[START]
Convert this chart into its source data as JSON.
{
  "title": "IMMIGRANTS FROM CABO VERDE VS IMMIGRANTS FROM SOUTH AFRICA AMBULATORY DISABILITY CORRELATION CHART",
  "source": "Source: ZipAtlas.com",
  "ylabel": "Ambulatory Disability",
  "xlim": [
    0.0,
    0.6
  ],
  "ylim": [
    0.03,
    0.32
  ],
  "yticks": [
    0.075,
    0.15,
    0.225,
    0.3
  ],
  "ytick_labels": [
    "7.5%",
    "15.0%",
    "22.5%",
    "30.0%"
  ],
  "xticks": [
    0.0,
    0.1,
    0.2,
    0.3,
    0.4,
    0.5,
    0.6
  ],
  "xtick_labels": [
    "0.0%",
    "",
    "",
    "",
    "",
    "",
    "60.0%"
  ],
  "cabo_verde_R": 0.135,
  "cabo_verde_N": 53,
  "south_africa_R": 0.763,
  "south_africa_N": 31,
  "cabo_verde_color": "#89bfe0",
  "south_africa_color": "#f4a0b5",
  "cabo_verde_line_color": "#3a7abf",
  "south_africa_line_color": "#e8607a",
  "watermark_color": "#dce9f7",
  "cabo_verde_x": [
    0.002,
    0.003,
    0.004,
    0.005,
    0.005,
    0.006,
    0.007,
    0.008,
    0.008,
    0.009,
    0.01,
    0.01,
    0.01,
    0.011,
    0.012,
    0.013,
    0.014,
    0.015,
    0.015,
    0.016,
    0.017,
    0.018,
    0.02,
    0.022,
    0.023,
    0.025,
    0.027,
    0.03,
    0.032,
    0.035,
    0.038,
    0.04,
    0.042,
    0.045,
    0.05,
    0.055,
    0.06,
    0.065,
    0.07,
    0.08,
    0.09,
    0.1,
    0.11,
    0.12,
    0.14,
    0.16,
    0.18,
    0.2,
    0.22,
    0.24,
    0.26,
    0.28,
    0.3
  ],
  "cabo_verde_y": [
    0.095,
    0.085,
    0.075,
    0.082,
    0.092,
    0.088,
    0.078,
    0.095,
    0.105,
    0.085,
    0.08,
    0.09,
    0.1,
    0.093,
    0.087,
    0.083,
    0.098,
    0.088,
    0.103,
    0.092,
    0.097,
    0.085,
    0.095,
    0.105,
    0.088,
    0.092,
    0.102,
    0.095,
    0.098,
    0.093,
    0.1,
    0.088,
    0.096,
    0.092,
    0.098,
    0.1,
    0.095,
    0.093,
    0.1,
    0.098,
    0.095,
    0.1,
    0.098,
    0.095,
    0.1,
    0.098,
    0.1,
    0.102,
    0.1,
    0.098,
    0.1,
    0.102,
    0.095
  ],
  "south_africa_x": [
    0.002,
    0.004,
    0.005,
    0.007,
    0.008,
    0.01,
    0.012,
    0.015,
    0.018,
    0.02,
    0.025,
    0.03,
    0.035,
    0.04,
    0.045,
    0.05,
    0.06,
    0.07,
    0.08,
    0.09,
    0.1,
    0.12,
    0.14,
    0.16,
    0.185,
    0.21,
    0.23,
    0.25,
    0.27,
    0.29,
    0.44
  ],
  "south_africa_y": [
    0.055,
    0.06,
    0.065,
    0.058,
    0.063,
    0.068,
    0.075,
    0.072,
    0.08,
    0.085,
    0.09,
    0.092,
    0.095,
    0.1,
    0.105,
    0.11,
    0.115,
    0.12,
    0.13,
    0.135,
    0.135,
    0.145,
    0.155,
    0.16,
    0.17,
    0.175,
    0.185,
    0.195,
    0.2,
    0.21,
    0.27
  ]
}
[END]
TASK DIRECTIONS:
Copy all lines of the material above where the string "source" occurs.

TASK OUTPUT:
Convert this chart into its source data as JSON.
  "source": "Source: ZipAtlas.com",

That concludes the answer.